Stated problem
Find the number of lines containing the string "earned" in the data. Answer with the number by itself.

Recorded data:
[START]
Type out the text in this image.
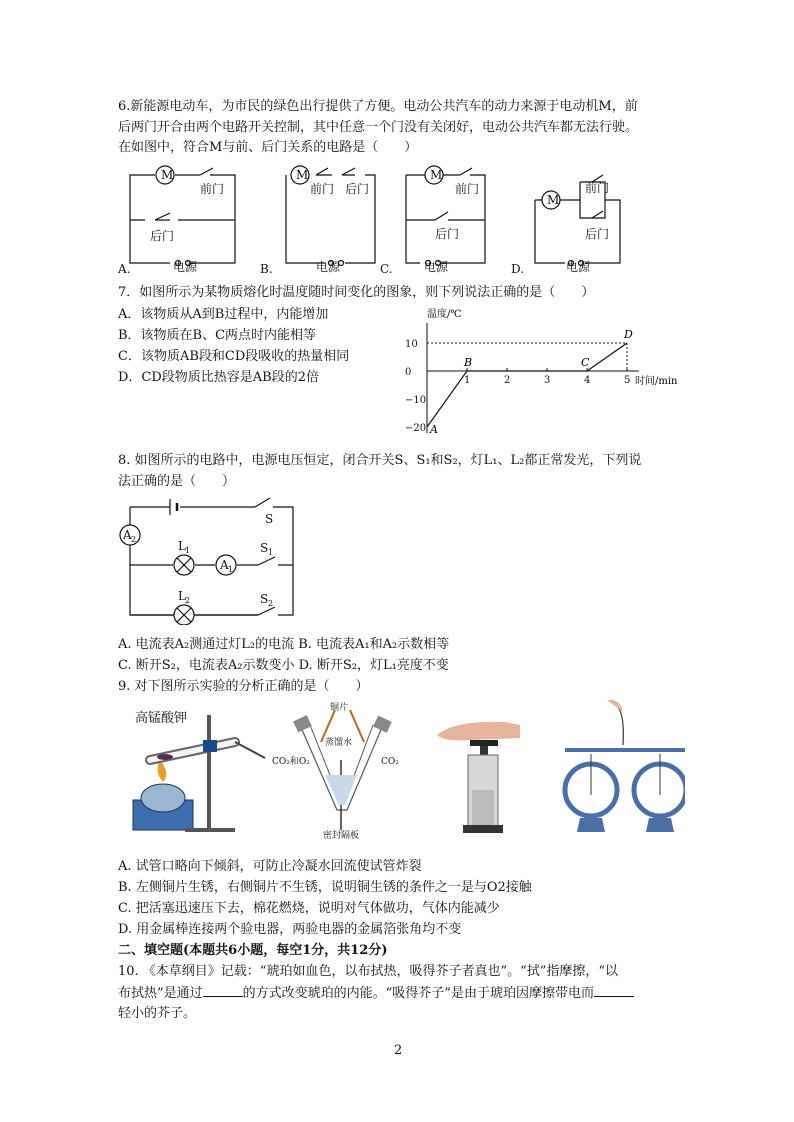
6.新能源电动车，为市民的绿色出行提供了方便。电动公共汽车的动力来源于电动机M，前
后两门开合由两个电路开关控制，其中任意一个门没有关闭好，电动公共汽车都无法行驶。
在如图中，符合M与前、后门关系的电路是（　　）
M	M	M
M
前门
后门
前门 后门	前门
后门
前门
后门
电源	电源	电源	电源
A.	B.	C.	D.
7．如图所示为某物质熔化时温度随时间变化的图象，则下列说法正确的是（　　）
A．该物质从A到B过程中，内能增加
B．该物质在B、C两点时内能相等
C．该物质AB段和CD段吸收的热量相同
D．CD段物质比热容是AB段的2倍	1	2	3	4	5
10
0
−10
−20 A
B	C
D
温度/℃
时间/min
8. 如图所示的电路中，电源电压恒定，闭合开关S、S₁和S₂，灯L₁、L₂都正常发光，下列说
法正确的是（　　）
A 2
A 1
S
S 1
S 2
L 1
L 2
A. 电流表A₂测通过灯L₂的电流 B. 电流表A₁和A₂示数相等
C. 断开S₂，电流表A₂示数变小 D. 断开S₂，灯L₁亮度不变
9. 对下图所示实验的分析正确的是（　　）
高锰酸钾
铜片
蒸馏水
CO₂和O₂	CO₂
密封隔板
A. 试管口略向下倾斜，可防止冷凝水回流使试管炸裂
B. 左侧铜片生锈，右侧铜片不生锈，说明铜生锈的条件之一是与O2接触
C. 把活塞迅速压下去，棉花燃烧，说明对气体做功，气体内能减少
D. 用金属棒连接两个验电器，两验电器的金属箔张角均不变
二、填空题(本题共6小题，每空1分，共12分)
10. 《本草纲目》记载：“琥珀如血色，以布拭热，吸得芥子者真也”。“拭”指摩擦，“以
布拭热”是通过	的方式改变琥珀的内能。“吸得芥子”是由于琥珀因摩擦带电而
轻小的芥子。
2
[END]
[START]
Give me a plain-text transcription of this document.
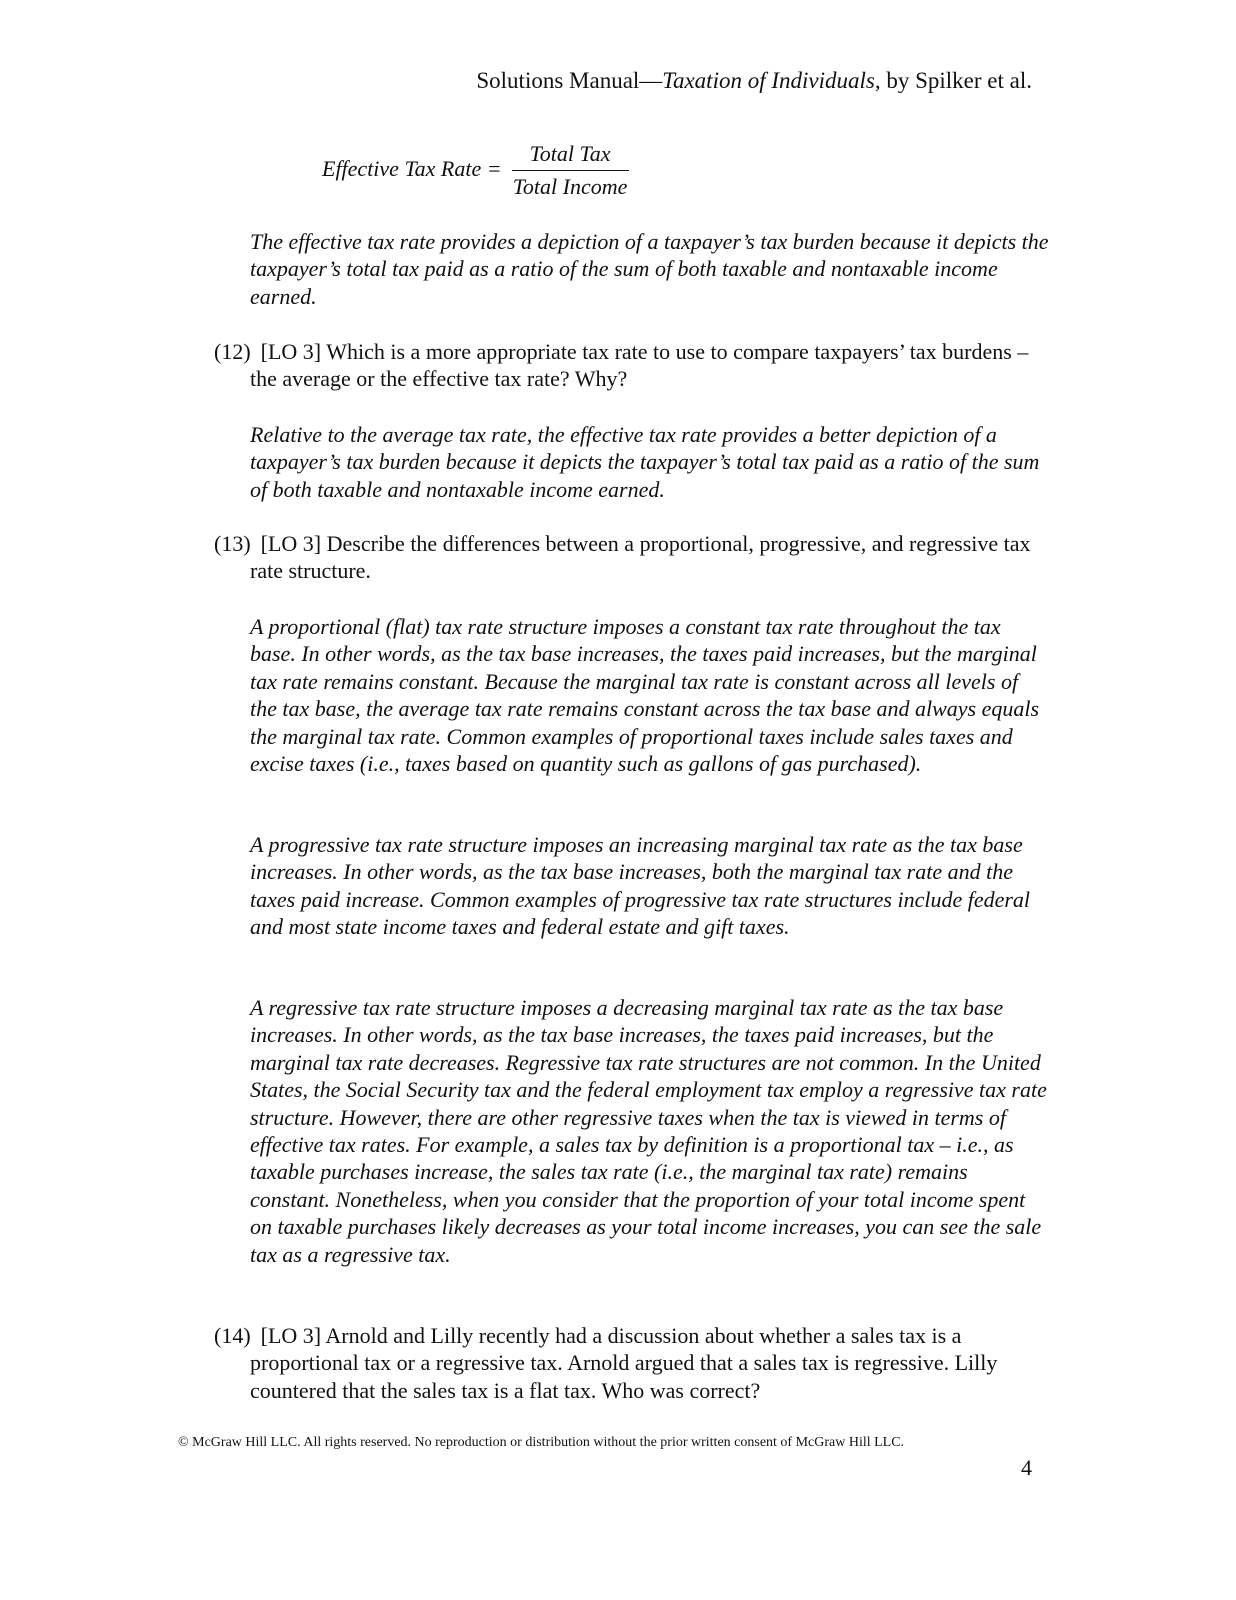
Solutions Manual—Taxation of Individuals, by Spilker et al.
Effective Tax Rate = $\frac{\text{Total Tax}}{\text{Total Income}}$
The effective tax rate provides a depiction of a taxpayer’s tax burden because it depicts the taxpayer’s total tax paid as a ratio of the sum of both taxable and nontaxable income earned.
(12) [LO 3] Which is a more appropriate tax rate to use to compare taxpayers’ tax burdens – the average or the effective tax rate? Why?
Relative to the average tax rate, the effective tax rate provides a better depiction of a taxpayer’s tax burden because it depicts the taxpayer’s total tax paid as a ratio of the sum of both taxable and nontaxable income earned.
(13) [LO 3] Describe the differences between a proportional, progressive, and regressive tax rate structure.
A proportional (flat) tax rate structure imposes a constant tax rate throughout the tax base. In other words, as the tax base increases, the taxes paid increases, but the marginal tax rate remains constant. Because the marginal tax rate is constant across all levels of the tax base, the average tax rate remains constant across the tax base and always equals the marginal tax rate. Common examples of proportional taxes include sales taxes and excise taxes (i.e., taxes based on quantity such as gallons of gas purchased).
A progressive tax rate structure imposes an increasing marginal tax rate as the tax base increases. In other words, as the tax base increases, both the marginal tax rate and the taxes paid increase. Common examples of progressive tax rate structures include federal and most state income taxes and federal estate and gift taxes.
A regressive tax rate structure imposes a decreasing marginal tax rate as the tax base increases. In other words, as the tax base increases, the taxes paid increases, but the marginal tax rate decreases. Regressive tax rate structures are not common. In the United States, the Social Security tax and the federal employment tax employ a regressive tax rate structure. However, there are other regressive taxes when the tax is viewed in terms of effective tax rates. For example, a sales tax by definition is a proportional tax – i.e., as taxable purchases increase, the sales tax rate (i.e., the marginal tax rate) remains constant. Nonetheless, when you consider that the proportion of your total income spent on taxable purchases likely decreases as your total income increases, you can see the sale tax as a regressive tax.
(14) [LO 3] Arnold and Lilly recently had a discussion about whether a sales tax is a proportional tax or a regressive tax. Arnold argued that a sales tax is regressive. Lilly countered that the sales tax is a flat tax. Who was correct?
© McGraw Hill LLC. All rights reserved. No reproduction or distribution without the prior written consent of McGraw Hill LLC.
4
[END]
Answer in full
2